Aim of the exercise →
Your task is to repeat the entries exactly. Leave the pictures out.

[Records from a data collection]

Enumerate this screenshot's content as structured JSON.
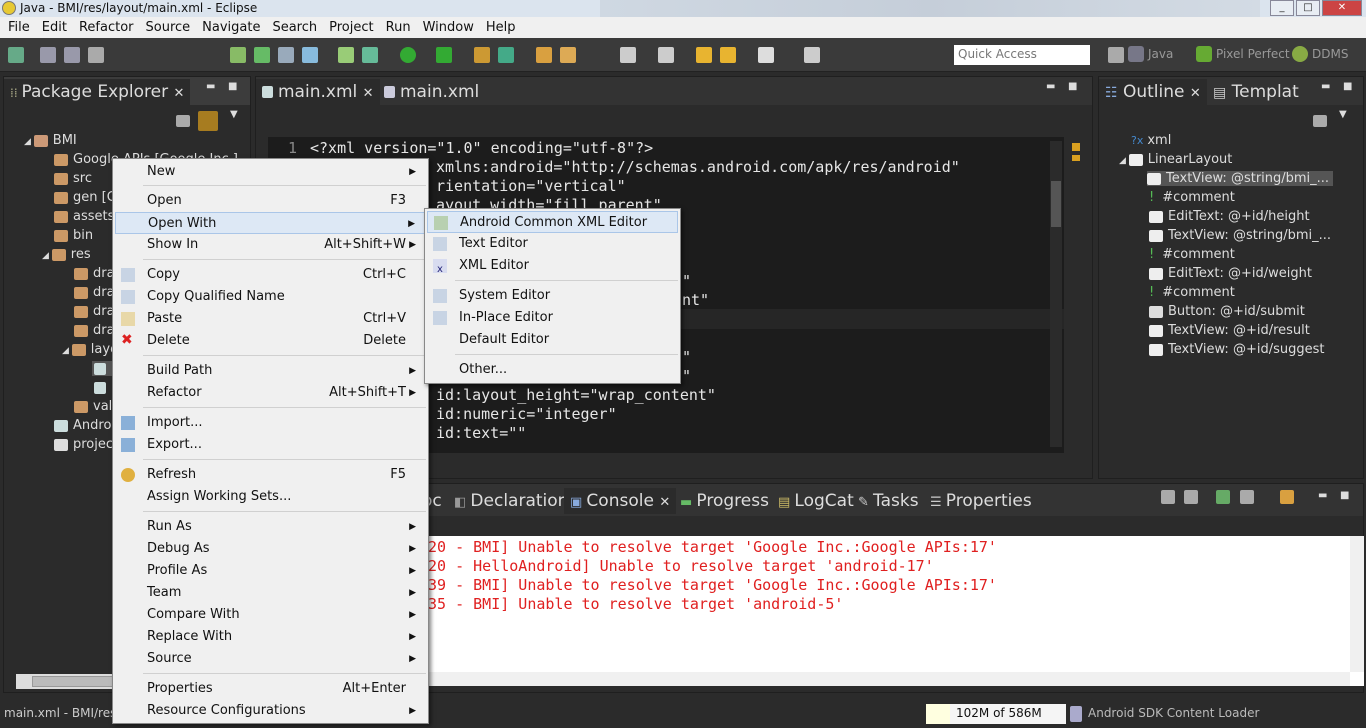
{
  "window": {
    "title": "Java - BMI/res/layout/main.xml - Eclipse",
    "min": "_",
    "max": "□",
    "close": "✕"
  },
  "menubar": [
    "File",
    "Edit",
    "Refactor",
    "Source",
    "Navigate",
    "Search",
    "Project",
    "Run",
    "Window",
    "Help"
  ],
  "toolbar": {
    "quick_access": "Quick Access",
    "perspectives": [
      "Java",
      "Pixel Perfect",
      "DDMS"
    ]
  },
  "package_explorer": {
    "tab": "Package Explorer",
    "close": "✕",
    "project": "BMI",
    "items": [
      "Google APIs [Google Inc.]",
      "src",
      "gen [G",
      "assets",
      "bin",
      "res",
      "dra",
      "dra",
      "dra",
      "dra",
      "layo",
      "",
      "",
      "valu",
      "Androi",
      "project"
    ]
  },
  "editor": {
    "tabs": [
      {
        "label": "main.xml",
        "close": "✕"
      },
      {
        "label": "main.xml"
      }
    ],
    "line_no": "1",
    "lines": [
      "<?xml version=\"1.0\" encoding=\"utf-8\"?>",
      "xmlns:android=\"http://schemas.android.com/apk/res/android\"",
      "rientation=\"vertical\"",
      "ayout_width=\"fill_parent\"",
      "\"",
      "nt\"",
      "\"",
      "\"",
      "id:layout_height=\"wrap_content\"",
      "id:numeric=\"integer\"",
      "id:text=\"\""
    ]
  },
  "outline": {
    "tabs": [
      "Outline",
      "Templat"
    ],
    "close": "✕",
    "items": [
      "xml",
      "LinearLayout",
      "TextView: @string/bmi_...",
      "#comment",
      "EditText: @+id/height",
      "TextView: @string/bmi_...",
      "#comment",
      "EditText: @+id/weight",
      "#comment",
      "Button: @+id/submit",
      "TextView: @+id/result",
      "TextView: @+id/suggest"
    ]
  },
  "bottom_tabs": [
    "oc",
    "Declaration",
    "Console",
    "Progress",
    "LogCat",
    "Tasks",
    "Properties"
  ],
  "console_close": "✕",
  "console_lines": [
    "20 - BMI] Unable to resolve target 'Google Inc.:Google APIs:17'",
    "20 - HelloAndroid] Unable to resolve target 'android-17'",
    "39 - BMI] Unable to resolve target 'Google Inc.:Google APIs:17'",
    "35 - BMI] Unable to resolve target 'android-5'"
  ],
  "context_menu": [
    {
      "label": "New",
      "sc": "",
      "sub": true
    },
    {
      "label": "Open",
      "sc": "F3"
    },
    {
      "label": "Open With",
      "sc": "",
      "sub": true
    },
    {
      "label": "Show In",
      "sc": "Alt+Shift+W",
      "sub": true
    },
    {
      "label": "Copy",
      "sc": "Ctrl+C"
    },
    {
      "label": "Copy Qualified Name",
      "sc": ""
    },
    {
      "label": "Paste",
      "sc": "Ctrl+V"
    },
    {
      "label": "Delete",
      "sc": "Delete"
    },
    {
      "label": "Build Path",
      "sc": "",
      "sub": true
    },
    {
      "label": "Refactor",
      "sc": "Alt+Shift+T",
      "sub": true
    },
    {
      "label": "Import...",
      "sc": ""
    },
    {
      "label": "Export...",
      "sc": ""
    },
    {
      "label": "Refresh",
      "sc": "F5"
    },
    {
      "label": "Assign Working Sets...",
      "sc": ""
    },
    {
      "label": "Run As",
      "sc": "",
      "sub": true
    },
    {
      "label": "Debug As",
      "sc": "",
      "sub": true
    },
    {
      "label": "Profile As",
      "sc": "",
      "sub": true
    },
    {
      "label": "Team",
      "sc": "",
      "sub": true
    },
    {
      "label": "Compare With",
      "sc": "",
      "sub": true
    },
    {
      "label": "Replace With",
      "sc": "",
      "sub": true
    },
    {
      "label": "Source",
      "sc": "",
      "sub": true
    },
    {
      "label": "Properties",
      "sc": "Alt+Enter"
    },
    {
      "label": "Resource Configurations",
      "sc": "",
      "sub": true
    }
  ],
  "submenu": [
    "Android Common XML Editor",
    "Text Editor",
    "XML Editor",
    "System Editor",
    "In-Place Editor",
    "Default Editor",
    "Other..."
  ],
  "status": {
    "left": "main.xml - BMI/res/",
    "heap": "102M of 586M",
    "loader": "Android SDK Content Loader"
  }
}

Final answer →
Enumerate this screenshot's content as structured JSON.
{
  "window": {
    "title": "Java - BMI/res/layout/main.xml - Eclipse",
    "min": "_",
    "max": "□",
    "close": "✕"
  },
  "menubar": [
    "File",
    "Edit",
    "Refactor",
    "Source",
    "Navigate",
    "Search",
    "Project",
    "Run",
    "Window",
    "Help"
  ],
  "toolbar": {
    "quick_access": "Quick Access",
    "perspectives": [
      "Java",
      "Pixel Perfect",
      "DDMS"
    ]
  },
  "package_explorer": {
    "tab": "Package Explorer",
    "close": "✕",
    "project": "BMI",
    "items": [
      "Google APIs [Google Inc.]",
      "src",
      "gen [G",
      "assets",
      "bin",
      "res",
      "dra",
      "dra",
      "dra",
      "dra",
      "layo",
      "",
      "",
      "valu",
      "Androi",
      "project"
    ]
  },
  "editor": {
    "tabs": [
      {
        "label": "main.xml",
        "close": "✕"
      },
      {
        "label": "main.xml"
      }
    ],
    "line_no": "1",
    "lines": [
      "<?xml version=\"1.0\" encoding=\"utf-8\"?>",
      "xmlns:android=\"http://schemas.android.com/apk/res/android\"",
      "rientation=\"vertical\"",
      "ayout_width=\"fill_parent\"",
      "\"",
      "nt\"",
      "\"",
      "\"",
      "id:layout_height=\"wrap_content\"",
      "id:numeric=\"integer\"",
      "id:text=\"\""
    ]
  },
  "outline": {
    "tabs": [
      "Outline",
      "Templat"
    ],
    "close": "✕",
    "items": [
      "xml",
      "LinearLayout",
      "TextView: @string/bmi_...",
      "#comment",
      "EditText: @+id/height",
      "TextView: @string/bmi_...",
      "#comment",
      "EditText: @+id/weight",
      "#comment",
      "Button: @+id/submit",
      "TextView: @+id/result",
      "TextView: @+id/suggest"
    ]
  },
  "bottom_tabs": [
    "oc",
    "Declaration",
    "Console",
    "Progress",
    "LogCat",
    "Tasks",
    "Properties"
  ],
  "console_close": "✕",
  "console_lines": [
    "20 - BMI] Unable to resolve target 'Google Inc.:Google APIs:17'",
    "20 - HelloAndroid] Unable to resolve target 'android-17'",
    "39 - BMI] Unable to resolve target 'Google Inc.:Google APIs:17'",
    "35 - BMI] Unable to resolve target 'android-5'"
  ],
  "context_menu": [
    {
      "label": "New",
      "sc": "",
      "sub": true
    },
    {
      "label": "Open",
      "sc": "F3"
    },
    {
      "label": "Open With",
      "sc": "",
      "sub": true
    },
    {
      "label": "Show In",
      "sc": "Alt+Shift+W",
      "sub": true
    },
    {
      "label": "Copy",
      "sc": "Ctrl+C"
    },
    {
      "label": "Copy Qualified Name",
      "sc": ""
    },
    {
      "label": "Paste",
      "sc": "Ctrl+V"
    },
    {
      "label": "Delete",
      "sc": "Delete"
    },
    {
      "label": "Build Path",
      "sc": "",
      "sub": true
    },
    {
      "label": "Refactor",
      "sc": "Alt+Shift+T",
      "sub": true
    },
    {
      "label": "Import...",
      "sc": ""
    },
    {
      "label": "Export...",
      "sc": ""
    },
    {
      "label": "Refresh",
      "sc": "F5"
    },
    {
      "label": "Assign Working Sets...",
      "sc": ""
    },
    {
      "label": "Run As",
      "sc": "",
      "sub": true
    },
    {
      "label": "Debug As",
      "sc": "",
      "sub": true
    },
    {
      "label": "Profile As",
      "sc": "",
      "sub": true
    },
    {
      "label": "Team",
      "sc": "",
      "sub": true
    },
    {
      "label": "Compare With",
      "sc": "",
      "sub": true
    },
    {
      "label": "Replace With",
      "sc": "",
      "sub": true
    },
    {
      "label": "Source",
      "sc": "",
      "sub": true
    },
    {
      "label": "Properties",
      "sc": "Alt+Enter"
    },
    {
      "label": "Resource Configurations",
      "sc": "",
      "sub": true
    }
  ],
  "submenu": [
    "Android Common XML Editor",
    "Text Editor",
    "XML Editor",
    "System Editor",
    "In-Place Editor",
    "Default Editor",
    "Other..."
  ],
  "status": {
    "left": "main.xml - BMI/res/",
    "heap": "102M of 586M",
    "loader": "Android SDK Content Loader"
  }
}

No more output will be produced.